Task goal:
Skip the pictures. Copy all the rest of the records down exactly.

*** Data in this exercise ***

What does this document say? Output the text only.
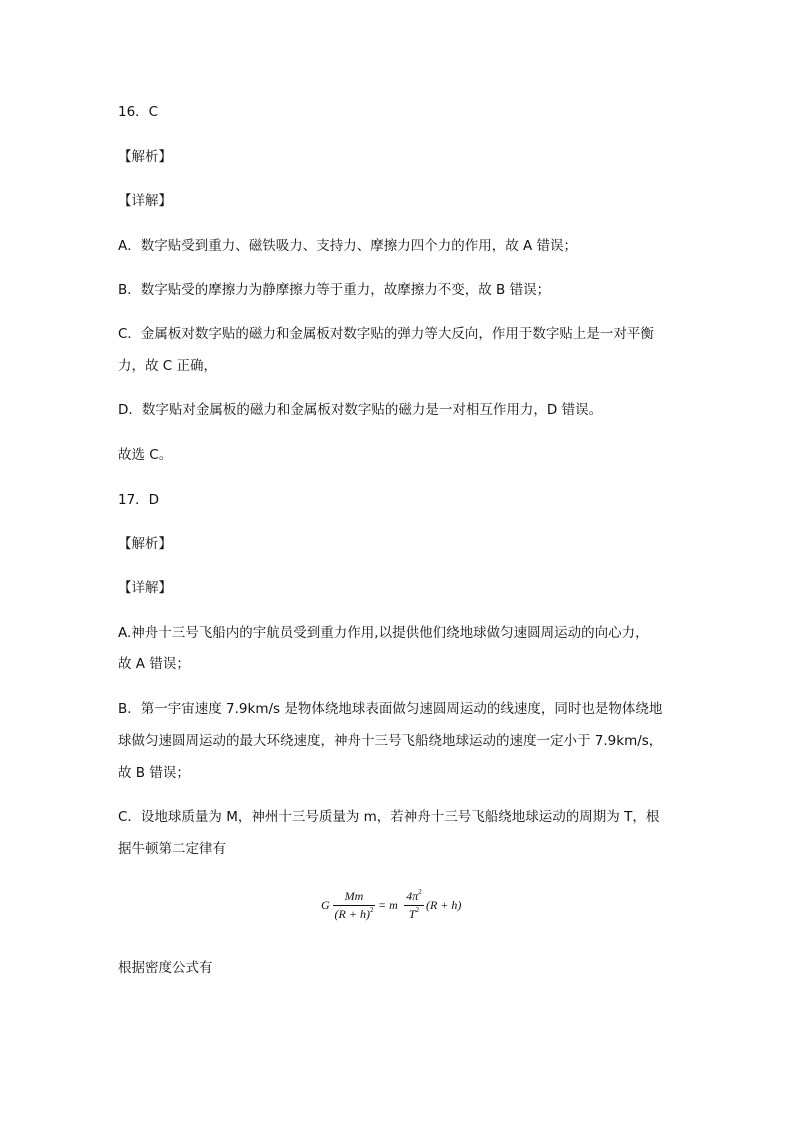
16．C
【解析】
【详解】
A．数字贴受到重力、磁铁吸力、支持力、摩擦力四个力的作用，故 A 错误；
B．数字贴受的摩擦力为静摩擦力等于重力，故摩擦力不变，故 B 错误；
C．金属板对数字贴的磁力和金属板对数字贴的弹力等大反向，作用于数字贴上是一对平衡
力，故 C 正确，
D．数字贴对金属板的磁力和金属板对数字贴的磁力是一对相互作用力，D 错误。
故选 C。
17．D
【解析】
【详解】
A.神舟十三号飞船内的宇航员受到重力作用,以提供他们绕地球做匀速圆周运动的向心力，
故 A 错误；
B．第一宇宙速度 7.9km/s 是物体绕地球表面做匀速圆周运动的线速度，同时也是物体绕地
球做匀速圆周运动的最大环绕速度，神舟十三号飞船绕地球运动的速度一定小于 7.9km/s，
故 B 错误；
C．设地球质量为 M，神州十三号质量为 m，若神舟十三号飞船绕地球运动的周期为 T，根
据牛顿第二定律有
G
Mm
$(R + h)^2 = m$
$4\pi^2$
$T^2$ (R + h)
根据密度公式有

***

Response to this task:
What does this document say? Output the text only.
16．C
【解析】
【详解】
A．数字贴受到重力、磁铁吸力、支持力、摩擦力四个力的作用，故 A 错误；
B．数字贴受的摩擦力为静摩擦力等于重力，故摩擦力不变，故 B 错误；
C．金属板对数字贴的磁力和金属板对数字贴的弹力等大反向，作用于数字贴上是一对平衡
力，故 C 正确，
D．数字贴对金属板的磁力和金属板对数字贴的磁力是一对相互作用力，D 错误。
故选 C。
17．D
【解析】
【详解】
A.神舟十三号飞船内的宇航员受到重力作用,以提供他们绕地球做匀速圆周运动的向心力，
故 A 错误；
B．第一宇宙速度 7.9km/s 是物体绕地球表面做匀速圆周运动的线速度，同时也是物体绕地
球做匀速圆周运动的最大环绕速度，神舟十三号飞船绕地球运动的速度一定小于 7.9km/s，
故 B 错误；
C．设地球质量为 M，神州十三号质量为 m，若神舟十三号飞船绕地球运动的周期为 T，根
据牛顿第二定律有
G
Mm
$(R + h)^2 = m$
$4\pi^2$
$T^2$ (R + h)
根据密度公式有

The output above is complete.